**Available data**
━━━━━━━━━━━━━━━━━━━━

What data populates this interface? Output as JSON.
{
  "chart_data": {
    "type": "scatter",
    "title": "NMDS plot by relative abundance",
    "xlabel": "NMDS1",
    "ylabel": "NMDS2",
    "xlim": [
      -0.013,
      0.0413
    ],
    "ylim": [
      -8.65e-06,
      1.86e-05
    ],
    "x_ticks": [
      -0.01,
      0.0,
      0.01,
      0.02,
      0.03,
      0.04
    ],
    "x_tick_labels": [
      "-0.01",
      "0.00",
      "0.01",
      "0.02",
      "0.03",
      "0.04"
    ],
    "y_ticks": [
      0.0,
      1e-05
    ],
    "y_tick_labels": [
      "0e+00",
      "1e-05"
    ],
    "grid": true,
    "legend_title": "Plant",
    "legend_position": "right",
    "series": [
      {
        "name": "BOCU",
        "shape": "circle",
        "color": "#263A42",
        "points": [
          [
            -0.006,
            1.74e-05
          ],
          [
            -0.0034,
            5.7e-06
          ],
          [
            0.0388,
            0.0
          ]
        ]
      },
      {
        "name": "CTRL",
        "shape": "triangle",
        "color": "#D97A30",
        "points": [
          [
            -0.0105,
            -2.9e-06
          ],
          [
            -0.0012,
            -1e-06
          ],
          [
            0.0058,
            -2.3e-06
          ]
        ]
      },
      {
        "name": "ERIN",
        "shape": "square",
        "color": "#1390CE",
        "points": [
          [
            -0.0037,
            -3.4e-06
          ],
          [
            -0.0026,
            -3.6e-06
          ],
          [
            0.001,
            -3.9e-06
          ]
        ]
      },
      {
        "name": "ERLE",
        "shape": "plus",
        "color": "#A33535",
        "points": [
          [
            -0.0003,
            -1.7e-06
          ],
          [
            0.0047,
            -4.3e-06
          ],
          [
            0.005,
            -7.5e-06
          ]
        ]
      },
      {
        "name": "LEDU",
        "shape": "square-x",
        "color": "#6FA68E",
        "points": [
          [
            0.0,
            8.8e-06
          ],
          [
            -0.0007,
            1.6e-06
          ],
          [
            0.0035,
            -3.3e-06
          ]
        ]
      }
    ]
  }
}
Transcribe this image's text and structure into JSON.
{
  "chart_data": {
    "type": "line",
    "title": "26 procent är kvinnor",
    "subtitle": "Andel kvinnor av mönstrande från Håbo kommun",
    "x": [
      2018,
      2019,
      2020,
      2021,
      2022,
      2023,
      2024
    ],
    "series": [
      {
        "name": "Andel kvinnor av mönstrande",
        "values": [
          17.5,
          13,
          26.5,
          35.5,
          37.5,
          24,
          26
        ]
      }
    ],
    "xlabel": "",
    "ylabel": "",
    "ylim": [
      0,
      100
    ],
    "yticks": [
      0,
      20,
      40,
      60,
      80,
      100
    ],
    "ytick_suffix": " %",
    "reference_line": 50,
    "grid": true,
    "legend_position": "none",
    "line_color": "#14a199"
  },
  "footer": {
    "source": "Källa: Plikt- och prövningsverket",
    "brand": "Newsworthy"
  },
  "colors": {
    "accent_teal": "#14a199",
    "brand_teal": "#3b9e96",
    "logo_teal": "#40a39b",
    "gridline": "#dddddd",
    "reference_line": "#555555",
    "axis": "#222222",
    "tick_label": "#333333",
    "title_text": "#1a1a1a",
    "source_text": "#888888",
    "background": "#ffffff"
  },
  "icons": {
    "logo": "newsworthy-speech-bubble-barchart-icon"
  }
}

━━━━━━━━━━━━━━━━━━━━

**Short exercise**
The listing above should be transcribed in full, exactly as written.

**Written solution**
What data populates this interface? Output as JSON.
{
  "chart_data": {
    "type": "scatter",
    "title": "NMDS plot by relative abundance",
    "xlabel": "NMDS1",
    "ylabel": "NMDS2",
    "xlim": [
      -0.013,
      0.0413
    ],
    "ylim": [
      -8.65e-06,
      1.86e-05
    ],
    "x_ticks": [
      -0.01,
      0.0,
      0.01,
      0.02,
      0.03,
      0.04
    ],
    "x_tick_labels": [
      "-0.01",
      "0.00",
      "0.01",
      "0.02",
      "0.03",
      "0.04"
    ],
    "y_ticks": [
      0.0,
      1e-05
    ],
    "y_tick_labels": [
      "0e+00",
      "1e-05"
    ],
    "grid": true,
    "legend_title": "Plant",
    "legend_position": "right",
    "series": [
      {
        "name": "BOCU",
        "shape": "circle",
        "color": "#263A42",
        "points": [
          [
            -0.006,
            1.74e-05
          ],
          [
            -0.0034,
            5.7e-06
          ],
          [
            0.0388,
            0.0
          ]
        ]
      },
      {
        "name": "CTRL",
        "shape": "triangle",
        "color": "#D97A30",
        "points": [
          [
            -0.0105,
            -2.9e-06
          ],
          [
            -0.0012,
            -1e-06
          ],
          [
            0.0058,
            -2.3e-06
          ]
        ]
      },
      {
        "name": "ERIN",
        "shape": "square",
        "color": "#1390CE",
        "points": [
          [
            -0.0037,
            -3.4e-06
          ],
          [
            -0.0026,
            -3.6e-06
          ],
          [
            0.001,
            -3.9e-06
          ]
        ]
      },
      {
        "name": "ERLE",
        "shape": "plus",
        "color": "#A33535",
        "points": [
          [
            -0.0003,
            -1.7e-06
          ],
          [
            0.0047,
            -4.3e-06
          ],
          [
            0.005,
            -7.5e-06
          ]
        ]
      },
      {
        "name": "LEDU",
        "shape": "square-x",
        "color": "#6FA68E",
        "points": [
          [
            0.0,
            8.8e-06
          ],
          [
            -0.0007,
            1.6e-06
          ],
          [
            0.0035,
            -3.3e-06
          ]
        ]
      }
    ]
  }
}
Transcribe this image's text and structure into JSON.
{
  "chart_data": {
    "type": "line",
    "title": "26 procent är kvinnor",
    "subtitle": "Andel kvinnor av mönstrande från Håbo kommun",
    "x": [
      2018,
      2019,
      2020,
      2021,
      2022,
      2023,
      2024
    ],
    "series": [
      {
        "name": "Andel kvinnor av mönstrande",
        "values": [
          17.5,
          13,
          26.5,
          35.5,
          37.5,
          24,
          26
        ]
      }
    ],
    "xlabel": "",
    "ylabel": "",
    "ylim": [
      0,
      100
    ],
    "yticks": [
      0,
      20,
      40,
      60,
      80,
      100
    ],
    "ytick_suffix": " %",
    "reference_line": 50,
    "grid": true,
    "legend_position": "none",
    "line_color": "#14a199"
  },
  "footer": {
    "source": "Källa: Plikt- och prövningsverket",
    "brand": "Newsworthy"
  },
  "colors": {
    "accent_teal": "#14a199",
    "brand_teal": "#3b9e96",
    "logo_teal": "#40a39b",
    "gridline": "#dddddd",
    "reference_line": "#555555",
    "axis": "#222222",
    "tick_label": "#333333",
    "title_text": "#1a1a1a",
    "source_text": "#888888",
    "background": "#ffffff"
  },
  "icons": {
    "logo": "newsworthy-speech-bubble-barchart-icon"
  }
}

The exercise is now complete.